┌──

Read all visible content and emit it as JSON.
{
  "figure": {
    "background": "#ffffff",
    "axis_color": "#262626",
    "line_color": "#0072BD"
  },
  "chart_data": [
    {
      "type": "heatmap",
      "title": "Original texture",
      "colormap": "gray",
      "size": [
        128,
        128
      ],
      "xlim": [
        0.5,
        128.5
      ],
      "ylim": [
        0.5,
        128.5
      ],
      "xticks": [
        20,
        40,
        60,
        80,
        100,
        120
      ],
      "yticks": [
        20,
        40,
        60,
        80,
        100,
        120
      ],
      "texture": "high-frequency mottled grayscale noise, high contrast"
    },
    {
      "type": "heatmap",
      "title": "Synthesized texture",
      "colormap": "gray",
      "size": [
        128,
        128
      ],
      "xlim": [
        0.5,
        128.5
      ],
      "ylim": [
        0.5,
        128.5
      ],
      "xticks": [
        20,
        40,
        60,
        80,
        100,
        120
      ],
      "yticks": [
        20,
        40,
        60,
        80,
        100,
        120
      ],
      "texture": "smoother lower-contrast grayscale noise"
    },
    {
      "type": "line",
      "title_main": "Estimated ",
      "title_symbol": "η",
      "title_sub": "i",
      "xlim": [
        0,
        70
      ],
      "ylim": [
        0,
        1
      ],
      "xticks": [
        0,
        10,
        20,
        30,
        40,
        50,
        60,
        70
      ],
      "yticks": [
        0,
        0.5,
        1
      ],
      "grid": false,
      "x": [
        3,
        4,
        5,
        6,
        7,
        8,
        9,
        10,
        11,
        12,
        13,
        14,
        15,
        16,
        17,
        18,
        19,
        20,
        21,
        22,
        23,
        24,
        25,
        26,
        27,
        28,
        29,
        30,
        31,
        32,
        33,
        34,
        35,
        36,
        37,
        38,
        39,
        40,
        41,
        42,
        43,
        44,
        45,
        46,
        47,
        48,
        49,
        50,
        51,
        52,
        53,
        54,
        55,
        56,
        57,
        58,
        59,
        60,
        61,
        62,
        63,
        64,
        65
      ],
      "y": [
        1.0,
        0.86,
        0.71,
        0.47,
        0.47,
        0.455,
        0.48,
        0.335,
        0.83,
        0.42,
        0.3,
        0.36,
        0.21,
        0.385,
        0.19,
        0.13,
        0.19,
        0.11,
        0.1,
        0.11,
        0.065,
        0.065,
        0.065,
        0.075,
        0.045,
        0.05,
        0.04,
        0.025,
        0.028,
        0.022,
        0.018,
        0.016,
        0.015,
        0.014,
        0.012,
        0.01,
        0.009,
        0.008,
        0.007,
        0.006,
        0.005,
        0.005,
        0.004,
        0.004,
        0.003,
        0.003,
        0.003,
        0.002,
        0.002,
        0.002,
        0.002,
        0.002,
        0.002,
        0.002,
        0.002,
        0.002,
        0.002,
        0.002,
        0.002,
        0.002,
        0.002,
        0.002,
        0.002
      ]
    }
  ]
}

└──

[Task directions]
Look through the entries and find each line that has the string "grayscale". Copy those lines.

[Response to the task]
      "texture": "high-frequency mottled grayscale noise, high contrast"
      "texture": "smoother lower-contrast grayscale noise"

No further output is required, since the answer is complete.